**Goal of the exercise**
For the records below, say how many lines contain the string "casar". Give the number only.

(Extracted data entries)
— begin —

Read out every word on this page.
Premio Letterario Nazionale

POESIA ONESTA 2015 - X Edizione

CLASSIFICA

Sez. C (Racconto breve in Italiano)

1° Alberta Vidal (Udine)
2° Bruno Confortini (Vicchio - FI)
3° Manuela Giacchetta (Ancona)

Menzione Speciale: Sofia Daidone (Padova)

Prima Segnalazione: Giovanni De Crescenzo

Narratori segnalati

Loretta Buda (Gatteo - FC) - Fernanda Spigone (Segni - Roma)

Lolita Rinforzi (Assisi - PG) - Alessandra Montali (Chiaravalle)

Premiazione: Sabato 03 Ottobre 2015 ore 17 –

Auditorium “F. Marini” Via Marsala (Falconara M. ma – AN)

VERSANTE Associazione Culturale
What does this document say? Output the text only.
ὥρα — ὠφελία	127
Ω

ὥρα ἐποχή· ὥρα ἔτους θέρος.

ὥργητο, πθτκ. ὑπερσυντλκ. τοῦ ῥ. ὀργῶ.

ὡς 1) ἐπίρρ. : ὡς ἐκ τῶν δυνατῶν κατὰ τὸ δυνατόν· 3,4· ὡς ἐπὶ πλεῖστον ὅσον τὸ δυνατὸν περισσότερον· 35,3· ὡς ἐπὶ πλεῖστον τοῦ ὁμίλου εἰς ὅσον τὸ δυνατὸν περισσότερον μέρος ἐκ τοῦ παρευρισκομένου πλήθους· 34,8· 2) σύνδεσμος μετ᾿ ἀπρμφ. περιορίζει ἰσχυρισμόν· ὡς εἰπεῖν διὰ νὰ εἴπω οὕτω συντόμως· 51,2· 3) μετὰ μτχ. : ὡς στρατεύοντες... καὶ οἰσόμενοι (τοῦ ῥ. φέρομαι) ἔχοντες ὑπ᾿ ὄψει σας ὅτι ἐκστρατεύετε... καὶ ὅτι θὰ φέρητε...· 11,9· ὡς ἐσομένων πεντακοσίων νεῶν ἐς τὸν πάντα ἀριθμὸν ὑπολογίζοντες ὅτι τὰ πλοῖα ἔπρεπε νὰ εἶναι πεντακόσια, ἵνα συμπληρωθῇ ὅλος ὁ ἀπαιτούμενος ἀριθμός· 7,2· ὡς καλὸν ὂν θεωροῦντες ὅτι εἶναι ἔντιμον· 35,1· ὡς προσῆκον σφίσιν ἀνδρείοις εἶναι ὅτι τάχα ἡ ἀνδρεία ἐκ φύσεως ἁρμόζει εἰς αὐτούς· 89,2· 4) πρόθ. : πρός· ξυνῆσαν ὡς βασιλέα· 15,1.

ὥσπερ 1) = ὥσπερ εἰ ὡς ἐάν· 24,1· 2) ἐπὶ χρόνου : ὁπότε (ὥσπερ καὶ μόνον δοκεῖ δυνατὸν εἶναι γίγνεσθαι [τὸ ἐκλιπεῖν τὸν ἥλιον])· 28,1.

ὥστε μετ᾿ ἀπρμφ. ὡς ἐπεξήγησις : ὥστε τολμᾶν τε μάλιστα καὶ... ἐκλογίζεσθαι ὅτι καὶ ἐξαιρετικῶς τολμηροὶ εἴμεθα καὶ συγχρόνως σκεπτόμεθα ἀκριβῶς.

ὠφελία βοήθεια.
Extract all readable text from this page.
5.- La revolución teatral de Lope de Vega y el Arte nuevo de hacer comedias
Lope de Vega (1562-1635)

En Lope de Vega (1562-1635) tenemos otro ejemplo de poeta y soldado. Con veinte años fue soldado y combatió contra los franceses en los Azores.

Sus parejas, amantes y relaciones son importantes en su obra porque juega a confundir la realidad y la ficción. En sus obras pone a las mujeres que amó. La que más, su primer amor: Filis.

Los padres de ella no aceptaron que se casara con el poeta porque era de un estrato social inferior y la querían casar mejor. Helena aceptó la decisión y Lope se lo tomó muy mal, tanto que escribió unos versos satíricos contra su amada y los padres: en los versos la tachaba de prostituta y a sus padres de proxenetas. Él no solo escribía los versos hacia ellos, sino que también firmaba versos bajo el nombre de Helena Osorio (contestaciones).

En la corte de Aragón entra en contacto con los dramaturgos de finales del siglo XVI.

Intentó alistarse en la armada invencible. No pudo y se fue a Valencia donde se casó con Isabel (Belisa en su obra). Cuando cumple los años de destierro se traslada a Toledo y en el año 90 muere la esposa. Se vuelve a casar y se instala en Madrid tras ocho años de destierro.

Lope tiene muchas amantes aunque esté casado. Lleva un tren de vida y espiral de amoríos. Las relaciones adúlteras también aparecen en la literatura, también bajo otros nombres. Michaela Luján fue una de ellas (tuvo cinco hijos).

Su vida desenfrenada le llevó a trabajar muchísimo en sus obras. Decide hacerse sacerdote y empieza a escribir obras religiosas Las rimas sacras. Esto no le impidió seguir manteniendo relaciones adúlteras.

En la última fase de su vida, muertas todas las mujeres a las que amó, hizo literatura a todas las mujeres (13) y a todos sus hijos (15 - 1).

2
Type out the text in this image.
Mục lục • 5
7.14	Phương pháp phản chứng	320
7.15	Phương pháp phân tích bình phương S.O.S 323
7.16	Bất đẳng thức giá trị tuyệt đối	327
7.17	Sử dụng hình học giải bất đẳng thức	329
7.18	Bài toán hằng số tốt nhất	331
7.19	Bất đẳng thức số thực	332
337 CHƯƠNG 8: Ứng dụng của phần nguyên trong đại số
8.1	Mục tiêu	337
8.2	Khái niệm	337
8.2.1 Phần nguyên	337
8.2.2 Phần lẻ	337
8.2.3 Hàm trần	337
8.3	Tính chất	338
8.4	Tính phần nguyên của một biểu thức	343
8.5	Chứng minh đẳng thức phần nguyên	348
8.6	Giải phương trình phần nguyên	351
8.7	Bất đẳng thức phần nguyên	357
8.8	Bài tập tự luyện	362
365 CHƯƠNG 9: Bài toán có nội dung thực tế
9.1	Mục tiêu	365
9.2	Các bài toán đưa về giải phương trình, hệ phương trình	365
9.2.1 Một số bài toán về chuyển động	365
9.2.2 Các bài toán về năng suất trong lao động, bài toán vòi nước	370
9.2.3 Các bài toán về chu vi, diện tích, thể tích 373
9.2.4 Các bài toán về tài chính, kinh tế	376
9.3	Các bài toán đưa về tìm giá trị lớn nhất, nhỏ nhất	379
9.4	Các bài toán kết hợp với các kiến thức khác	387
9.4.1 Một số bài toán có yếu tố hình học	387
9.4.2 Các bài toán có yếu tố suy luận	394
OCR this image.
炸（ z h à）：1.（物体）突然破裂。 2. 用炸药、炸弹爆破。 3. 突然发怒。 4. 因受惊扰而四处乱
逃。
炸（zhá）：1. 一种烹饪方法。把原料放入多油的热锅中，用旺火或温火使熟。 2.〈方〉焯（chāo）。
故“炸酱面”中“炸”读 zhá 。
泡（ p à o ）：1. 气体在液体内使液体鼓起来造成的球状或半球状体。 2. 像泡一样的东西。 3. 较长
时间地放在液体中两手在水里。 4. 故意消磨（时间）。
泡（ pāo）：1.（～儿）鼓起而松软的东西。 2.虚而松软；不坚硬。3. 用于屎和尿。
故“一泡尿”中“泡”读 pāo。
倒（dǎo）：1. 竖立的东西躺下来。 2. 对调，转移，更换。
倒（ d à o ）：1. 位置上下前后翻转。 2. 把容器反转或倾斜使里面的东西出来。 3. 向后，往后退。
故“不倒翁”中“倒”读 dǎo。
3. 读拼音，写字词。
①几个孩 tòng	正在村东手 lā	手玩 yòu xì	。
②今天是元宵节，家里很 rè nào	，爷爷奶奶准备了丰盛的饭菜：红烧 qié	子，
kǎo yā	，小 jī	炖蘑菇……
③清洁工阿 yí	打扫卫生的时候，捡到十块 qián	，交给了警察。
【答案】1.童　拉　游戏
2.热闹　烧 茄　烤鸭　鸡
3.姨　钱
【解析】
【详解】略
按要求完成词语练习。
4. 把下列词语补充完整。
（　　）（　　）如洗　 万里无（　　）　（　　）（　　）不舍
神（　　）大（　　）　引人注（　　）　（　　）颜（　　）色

— end —

**Response for this exercise**
2